>> START Dataset
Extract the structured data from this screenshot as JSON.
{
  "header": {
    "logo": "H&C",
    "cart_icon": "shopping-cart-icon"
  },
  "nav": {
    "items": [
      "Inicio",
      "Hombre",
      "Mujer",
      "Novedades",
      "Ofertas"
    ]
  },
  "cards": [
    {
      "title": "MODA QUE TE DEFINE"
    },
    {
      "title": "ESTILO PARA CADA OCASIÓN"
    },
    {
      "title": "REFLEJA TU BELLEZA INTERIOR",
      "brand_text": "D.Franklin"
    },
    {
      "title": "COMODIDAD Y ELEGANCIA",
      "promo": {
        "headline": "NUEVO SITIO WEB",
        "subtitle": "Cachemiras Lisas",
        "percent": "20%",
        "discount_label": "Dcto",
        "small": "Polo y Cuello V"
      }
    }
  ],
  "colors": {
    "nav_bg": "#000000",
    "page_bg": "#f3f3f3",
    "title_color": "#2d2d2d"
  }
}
>> END Dataset
>> START Dataset
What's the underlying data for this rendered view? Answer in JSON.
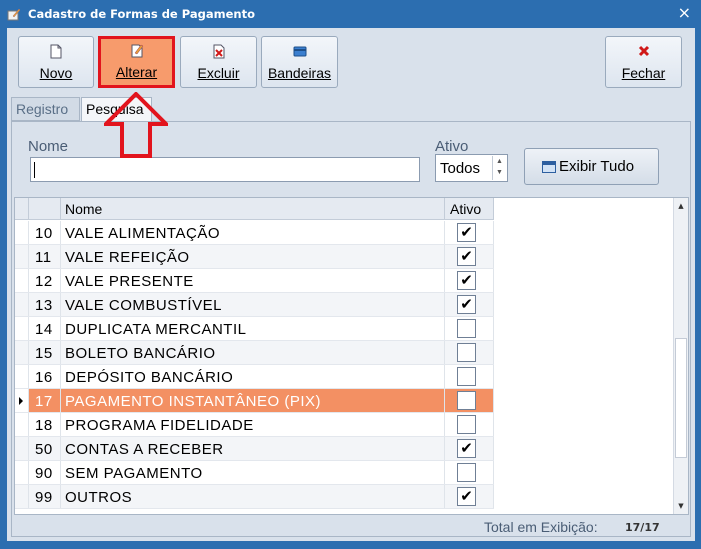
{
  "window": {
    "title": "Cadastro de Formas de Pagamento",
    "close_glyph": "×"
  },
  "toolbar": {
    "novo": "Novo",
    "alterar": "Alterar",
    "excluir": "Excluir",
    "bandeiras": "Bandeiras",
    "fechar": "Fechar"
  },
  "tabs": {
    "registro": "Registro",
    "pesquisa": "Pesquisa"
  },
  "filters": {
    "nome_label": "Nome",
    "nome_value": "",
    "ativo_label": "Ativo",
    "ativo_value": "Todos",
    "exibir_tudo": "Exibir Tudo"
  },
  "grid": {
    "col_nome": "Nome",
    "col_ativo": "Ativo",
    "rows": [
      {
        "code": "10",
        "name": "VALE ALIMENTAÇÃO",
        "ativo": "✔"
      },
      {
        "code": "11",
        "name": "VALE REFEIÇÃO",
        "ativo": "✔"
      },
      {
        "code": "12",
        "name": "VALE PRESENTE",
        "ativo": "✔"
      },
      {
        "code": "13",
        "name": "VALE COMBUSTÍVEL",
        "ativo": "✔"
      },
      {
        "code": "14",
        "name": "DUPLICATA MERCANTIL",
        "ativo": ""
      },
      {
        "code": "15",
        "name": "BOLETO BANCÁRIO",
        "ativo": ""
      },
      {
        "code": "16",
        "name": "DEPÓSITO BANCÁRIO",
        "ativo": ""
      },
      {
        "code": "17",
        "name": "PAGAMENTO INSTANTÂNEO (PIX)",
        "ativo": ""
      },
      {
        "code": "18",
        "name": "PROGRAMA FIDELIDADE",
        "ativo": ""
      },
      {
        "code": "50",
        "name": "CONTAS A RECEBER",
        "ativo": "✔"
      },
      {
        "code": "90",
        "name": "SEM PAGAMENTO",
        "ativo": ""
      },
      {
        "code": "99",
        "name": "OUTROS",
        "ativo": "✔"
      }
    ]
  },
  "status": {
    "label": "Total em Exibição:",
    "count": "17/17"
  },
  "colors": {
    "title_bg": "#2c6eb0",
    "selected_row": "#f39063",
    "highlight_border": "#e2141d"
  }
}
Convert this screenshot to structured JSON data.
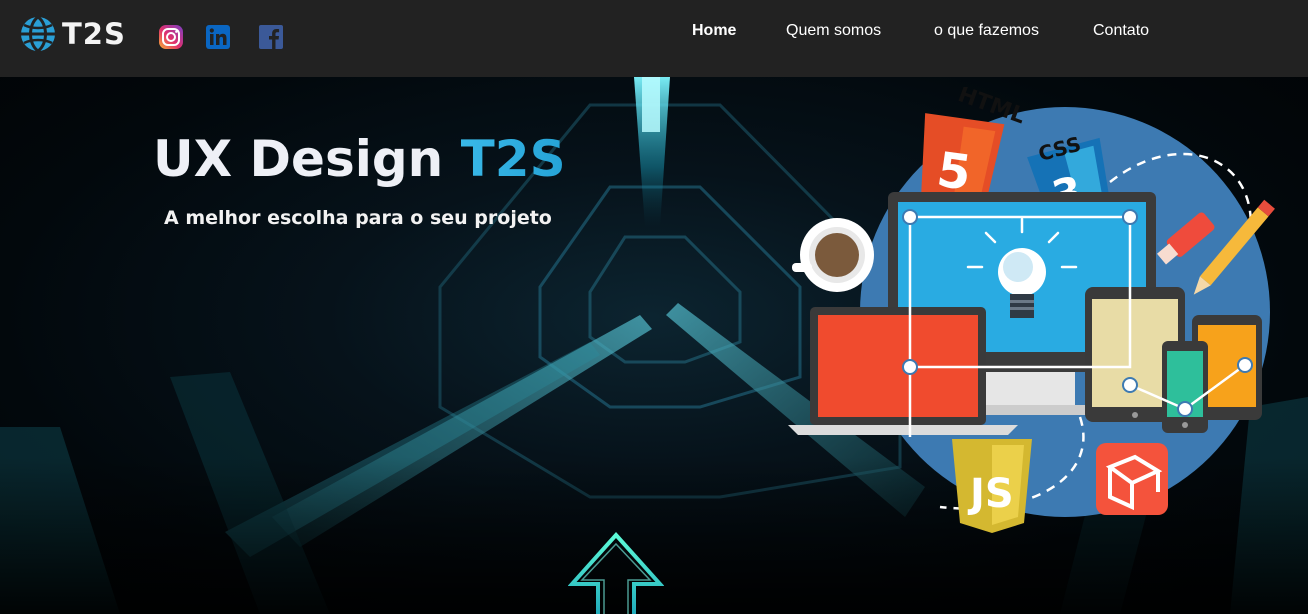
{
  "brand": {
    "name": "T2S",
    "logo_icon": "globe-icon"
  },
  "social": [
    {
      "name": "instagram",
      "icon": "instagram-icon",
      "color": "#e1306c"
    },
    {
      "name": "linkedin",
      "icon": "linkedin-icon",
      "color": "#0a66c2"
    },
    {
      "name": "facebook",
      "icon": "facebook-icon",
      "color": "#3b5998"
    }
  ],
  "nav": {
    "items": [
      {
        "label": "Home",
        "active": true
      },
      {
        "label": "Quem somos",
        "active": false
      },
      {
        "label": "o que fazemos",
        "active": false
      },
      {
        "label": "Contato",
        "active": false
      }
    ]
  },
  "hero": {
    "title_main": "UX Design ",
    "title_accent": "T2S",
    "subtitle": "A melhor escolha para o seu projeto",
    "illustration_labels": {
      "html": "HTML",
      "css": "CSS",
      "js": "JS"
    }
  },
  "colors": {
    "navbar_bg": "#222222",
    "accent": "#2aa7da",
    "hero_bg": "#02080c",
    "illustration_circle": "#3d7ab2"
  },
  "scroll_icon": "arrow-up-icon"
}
>> END Dataset
>> START Dataset
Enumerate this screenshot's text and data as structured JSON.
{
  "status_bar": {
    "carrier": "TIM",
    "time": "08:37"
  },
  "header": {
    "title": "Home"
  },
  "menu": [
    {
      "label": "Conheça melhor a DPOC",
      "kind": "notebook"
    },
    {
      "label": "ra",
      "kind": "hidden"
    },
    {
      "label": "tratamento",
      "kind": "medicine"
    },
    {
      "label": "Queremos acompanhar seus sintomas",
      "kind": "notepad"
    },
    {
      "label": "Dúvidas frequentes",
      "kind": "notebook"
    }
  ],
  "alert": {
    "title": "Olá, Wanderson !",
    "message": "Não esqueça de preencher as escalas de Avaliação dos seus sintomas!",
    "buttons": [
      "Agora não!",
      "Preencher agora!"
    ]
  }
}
>> END Dataset
What is needed — Search the records above for the string "screenshot". Copy every line that contains it.

Finished task —
Extract the structured data from this screenshot as JSON.
Convert this screenshot to structured JSON data.
Enumerate this screenshot's text and data as structured JSON.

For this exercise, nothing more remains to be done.